### [Objective]
Track down each line that has the word "difficultés" and copy it.

### [Data provided]
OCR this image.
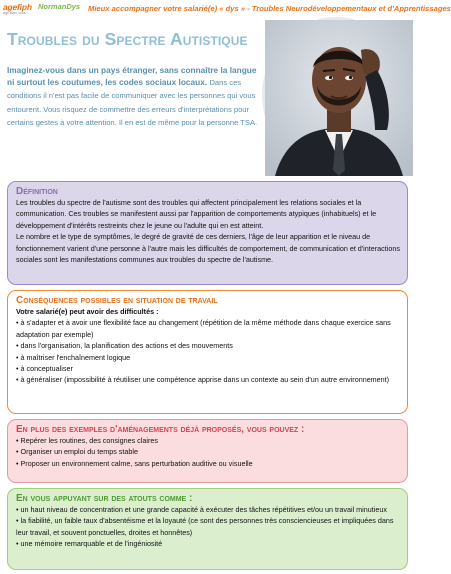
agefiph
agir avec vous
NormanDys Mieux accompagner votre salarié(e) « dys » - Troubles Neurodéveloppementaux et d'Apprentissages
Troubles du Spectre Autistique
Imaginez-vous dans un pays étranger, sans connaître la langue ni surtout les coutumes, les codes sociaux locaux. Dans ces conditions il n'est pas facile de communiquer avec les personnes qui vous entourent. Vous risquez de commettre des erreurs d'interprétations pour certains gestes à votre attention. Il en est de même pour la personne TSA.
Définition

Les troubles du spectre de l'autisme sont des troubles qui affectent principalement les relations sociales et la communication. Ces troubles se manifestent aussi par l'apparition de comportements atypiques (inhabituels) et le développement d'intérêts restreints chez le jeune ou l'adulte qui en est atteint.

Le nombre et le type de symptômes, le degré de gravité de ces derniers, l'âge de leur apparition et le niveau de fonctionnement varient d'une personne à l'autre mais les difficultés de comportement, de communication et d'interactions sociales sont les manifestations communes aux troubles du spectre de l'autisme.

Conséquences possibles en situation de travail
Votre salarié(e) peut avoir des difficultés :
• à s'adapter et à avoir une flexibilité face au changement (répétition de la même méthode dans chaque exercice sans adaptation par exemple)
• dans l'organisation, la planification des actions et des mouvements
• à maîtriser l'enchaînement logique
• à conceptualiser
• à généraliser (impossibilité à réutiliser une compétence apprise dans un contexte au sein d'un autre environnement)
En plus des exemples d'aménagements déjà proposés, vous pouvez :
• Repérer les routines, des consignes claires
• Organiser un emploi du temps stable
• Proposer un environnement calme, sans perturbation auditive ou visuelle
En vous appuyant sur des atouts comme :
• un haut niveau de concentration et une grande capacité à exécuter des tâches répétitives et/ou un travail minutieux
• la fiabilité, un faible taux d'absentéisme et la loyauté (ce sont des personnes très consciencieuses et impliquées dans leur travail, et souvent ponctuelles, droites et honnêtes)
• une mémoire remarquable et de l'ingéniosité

### [The completed task]
Le nombre et le type de symptômes, le degré de gravité de ces derniers, l'âge de leur apparition et le niveau de fonctionnement varient d'une personne à l'autre mais les difficultés de comportement, de communication et d'interactions sociales sont les manifestations communes aux troubles du spectre de l'autisme.
Votre salarié(e) peut avoir des difficultés :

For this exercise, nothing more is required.